→ **Exercise aim**
Check each line of the records below and collect those holding "JSON".

======== Material provided ========

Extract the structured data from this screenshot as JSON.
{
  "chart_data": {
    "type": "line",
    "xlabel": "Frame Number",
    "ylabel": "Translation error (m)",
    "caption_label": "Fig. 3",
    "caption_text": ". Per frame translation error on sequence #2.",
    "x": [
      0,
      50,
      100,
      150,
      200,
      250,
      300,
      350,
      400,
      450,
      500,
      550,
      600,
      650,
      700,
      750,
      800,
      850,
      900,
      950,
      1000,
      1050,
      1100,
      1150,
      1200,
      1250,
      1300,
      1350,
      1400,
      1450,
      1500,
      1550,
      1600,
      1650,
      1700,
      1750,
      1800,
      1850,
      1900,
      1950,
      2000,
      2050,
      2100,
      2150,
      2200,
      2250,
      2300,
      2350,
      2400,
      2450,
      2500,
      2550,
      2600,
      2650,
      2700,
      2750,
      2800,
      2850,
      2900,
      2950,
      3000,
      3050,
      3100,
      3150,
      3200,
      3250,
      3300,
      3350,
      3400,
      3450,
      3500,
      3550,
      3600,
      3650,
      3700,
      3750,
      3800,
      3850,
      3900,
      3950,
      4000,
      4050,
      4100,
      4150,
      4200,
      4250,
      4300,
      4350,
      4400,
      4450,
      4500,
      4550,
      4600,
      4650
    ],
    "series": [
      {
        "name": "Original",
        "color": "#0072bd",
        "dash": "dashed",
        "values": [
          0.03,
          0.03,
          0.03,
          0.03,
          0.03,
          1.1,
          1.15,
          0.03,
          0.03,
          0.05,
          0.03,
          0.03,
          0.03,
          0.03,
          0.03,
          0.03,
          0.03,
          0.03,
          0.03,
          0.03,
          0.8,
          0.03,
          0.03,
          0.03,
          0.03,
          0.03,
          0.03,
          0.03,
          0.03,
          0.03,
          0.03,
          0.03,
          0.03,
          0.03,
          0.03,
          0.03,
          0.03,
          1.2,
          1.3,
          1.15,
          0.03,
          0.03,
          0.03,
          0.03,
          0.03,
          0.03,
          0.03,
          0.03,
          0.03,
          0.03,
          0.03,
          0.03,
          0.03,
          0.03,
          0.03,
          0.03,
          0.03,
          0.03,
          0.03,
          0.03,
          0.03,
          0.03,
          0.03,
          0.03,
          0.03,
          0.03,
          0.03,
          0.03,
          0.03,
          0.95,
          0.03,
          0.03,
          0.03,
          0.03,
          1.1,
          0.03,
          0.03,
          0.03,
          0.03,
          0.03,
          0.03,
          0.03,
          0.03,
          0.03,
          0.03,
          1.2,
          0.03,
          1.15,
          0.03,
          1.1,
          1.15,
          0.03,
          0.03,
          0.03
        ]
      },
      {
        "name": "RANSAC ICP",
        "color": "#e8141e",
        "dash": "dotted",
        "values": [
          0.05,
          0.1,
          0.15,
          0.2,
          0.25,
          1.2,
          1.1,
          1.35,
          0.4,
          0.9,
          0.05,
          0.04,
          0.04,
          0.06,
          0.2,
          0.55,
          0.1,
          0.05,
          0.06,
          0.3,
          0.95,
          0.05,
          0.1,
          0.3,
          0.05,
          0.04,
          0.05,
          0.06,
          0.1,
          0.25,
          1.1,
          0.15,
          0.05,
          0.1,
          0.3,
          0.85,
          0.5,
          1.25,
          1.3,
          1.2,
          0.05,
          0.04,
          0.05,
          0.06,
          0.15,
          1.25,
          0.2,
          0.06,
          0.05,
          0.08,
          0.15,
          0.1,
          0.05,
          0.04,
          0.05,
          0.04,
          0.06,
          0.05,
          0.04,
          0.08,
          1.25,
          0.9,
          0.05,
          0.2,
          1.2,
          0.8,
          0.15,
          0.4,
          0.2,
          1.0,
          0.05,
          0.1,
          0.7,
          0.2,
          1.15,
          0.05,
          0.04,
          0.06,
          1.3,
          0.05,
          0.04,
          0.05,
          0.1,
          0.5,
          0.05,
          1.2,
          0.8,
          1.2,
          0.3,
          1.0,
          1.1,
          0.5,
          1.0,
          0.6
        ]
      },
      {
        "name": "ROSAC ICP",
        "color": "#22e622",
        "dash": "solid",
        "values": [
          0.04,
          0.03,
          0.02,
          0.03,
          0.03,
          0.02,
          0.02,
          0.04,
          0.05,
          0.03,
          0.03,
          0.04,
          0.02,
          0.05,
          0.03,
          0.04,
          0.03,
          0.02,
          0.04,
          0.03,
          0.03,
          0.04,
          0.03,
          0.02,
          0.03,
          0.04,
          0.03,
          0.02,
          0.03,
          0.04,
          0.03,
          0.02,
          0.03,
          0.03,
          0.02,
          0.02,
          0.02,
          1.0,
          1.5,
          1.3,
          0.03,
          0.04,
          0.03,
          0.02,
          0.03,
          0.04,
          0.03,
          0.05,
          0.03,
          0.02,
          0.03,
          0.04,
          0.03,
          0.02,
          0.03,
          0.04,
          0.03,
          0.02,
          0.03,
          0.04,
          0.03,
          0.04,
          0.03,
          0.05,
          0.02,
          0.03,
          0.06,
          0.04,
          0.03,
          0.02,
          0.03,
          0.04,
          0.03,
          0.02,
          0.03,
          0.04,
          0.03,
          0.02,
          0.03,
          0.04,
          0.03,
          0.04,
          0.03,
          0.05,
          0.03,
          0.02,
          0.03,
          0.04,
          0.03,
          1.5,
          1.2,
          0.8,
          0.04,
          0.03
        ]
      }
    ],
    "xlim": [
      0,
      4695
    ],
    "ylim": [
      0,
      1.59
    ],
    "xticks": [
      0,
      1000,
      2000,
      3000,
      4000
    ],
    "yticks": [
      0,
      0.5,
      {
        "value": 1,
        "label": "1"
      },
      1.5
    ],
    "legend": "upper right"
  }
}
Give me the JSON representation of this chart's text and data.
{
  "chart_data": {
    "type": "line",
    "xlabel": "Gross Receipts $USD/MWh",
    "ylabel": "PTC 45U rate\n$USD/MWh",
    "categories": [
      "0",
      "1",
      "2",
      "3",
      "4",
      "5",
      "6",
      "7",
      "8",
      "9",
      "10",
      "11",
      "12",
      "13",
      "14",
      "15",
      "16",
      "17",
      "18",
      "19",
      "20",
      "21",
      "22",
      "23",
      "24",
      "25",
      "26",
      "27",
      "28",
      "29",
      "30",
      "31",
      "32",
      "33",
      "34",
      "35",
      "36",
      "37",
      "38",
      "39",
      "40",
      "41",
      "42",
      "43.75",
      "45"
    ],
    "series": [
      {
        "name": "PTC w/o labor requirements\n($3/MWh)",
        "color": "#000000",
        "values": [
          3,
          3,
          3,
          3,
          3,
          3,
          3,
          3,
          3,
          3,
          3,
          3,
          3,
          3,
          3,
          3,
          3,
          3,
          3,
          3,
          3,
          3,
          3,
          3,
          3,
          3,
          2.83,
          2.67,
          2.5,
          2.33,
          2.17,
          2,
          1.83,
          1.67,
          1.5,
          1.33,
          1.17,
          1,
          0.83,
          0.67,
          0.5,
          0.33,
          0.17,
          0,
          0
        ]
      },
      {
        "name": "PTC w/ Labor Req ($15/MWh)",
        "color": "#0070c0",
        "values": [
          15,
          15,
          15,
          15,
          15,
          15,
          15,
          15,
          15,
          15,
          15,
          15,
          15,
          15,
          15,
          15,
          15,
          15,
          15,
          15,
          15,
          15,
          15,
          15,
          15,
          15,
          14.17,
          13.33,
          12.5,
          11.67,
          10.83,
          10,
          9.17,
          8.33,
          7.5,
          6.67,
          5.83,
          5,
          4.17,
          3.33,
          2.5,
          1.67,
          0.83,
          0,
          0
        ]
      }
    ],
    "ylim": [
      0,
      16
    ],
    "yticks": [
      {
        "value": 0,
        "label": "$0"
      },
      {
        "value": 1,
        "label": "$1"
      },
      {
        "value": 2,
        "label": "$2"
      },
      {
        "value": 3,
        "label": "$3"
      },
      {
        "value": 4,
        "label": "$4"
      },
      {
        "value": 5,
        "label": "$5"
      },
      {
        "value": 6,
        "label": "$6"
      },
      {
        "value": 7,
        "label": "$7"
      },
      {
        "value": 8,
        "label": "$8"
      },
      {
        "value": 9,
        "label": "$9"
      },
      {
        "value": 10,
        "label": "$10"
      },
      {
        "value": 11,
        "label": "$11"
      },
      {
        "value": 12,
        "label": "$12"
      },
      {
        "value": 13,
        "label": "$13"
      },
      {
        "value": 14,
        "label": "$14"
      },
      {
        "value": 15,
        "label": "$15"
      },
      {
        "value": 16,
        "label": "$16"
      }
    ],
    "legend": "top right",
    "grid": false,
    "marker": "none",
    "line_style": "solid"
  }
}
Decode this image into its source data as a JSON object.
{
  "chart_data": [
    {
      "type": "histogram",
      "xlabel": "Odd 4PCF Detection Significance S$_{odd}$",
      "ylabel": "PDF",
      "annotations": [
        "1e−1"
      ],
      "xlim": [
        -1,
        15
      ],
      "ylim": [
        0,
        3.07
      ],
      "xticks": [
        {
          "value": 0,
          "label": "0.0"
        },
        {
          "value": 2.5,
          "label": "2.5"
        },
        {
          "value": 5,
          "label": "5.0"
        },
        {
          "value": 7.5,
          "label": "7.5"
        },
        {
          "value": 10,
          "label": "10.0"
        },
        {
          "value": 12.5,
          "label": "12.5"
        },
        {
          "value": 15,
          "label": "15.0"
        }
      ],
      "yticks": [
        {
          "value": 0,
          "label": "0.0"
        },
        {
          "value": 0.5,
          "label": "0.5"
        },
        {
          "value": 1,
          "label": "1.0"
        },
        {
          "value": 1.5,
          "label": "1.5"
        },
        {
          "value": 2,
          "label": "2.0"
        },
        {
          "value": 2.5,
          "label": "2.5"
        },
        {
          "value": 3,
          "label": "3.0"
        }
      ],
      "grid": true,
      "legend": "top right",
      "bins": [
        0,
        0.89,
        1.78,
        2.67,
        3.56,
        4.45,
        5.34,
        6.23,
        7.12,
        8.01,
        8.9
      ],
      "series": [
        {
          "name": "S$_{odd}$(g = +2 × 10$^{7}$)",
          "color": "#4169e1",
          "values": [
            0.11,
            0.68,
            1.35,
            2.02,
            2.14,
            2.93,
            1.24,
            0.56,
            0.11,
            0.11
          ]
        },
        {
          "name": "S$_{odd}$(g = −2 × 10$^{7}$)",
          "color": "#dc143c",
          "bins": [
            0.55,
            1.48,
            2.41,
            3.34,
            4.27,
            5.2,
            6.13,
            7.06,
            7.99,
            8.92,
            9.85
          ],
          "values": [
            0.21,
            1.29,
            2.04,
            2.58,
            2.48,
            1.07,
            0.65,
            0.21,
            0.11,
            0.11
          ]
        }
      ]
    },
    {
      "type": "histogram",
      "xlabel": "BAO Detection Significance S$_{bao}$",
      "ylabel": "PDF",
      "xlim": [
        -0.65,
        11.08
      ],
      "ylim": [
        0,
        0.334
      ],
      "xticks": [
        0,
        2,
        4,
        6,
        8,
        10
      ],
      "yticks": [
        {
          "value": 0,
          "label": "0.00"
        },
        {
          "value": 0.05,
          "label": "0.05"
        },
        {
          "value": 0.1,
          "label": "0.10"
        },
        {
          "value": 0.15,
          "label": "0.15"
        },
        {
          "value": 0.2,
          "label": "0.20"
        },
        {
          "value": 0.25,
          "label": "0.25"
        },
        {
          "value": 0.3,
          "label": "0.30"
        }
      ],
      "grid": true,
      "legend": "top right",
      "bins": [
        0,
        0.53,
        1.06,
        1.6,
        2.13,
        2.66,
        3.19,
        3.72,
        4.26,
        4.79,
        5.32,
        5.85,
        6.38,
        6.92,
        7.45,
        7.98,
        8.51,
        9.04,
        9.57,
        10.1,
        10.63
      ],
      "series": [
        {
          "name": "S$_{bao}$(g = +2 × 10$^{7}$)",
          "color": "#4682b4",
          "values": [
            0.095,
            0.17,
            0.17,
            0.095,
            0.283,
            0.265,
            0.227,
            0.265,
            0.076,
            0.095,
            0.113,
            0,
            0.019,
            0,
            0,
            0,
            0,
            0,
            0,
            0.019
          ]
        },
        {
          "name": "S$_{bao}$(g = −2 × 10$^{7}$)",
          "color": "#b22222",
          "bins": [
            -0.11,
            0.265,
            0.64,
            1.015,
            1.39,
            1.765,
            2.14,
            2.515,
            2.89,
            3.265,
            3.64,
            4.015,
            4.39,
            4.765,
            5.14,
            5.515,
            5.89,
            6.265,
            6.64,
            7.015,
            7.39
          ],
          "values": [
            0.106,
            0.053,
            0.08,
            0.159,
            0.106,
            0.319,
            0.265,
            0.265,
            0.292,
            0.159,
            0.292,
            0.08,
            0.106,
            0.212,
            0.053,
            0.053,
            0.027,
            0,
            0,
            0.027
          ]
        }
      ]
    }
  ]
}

========

→ **Solution for this task**
Extract the structured data from this screenshot as JSON.
Give me the JSON representation of this chart's text and data.
Decode this image into its source data as a JSON object.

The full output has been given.